**What to work on**
Report, as a bare number, how many lines hold "heart".

——

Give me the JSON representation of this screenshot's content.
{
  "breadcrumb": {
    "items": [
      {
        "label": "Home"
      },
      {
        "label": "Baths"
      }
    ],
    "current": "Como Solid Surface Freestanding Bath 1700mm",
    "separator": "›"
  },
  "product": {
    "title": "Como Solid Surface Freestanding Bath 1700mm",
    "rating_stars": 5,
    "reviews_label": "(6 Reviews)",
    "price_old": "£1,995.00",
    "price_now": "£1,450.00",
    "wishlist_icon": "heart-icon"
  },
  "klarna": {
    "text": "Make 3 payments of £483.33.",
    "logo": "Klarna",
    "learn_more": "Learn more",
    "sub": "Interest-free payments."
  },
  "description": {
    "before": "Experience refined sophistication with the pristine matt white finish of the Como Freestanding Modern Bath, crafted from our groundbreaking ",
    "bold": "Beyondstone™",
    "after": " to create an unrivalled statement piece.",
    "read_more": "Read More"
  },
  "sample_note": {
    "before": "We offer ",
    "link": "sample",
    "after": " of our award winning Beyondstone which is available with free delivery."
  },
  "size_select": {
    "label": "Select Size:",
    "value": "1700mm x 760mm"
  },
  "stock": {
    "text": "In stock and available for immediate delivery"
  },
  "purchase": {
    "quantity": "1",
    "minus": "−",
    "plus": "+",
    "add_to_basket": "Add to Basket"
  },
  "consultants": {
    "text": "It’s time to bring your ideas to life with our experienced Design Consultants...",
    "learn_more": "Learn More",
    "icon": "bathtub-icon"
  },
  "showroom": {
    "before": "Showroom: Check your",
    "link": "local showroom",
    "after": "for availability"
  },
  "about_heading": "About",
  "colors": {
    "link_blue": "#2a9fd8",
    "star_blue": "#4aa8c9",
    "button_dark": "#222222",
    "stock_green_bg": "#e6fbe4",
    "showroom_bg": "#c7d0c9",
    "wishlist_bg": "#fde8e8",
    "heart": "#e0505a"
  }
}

——

**The answer**
2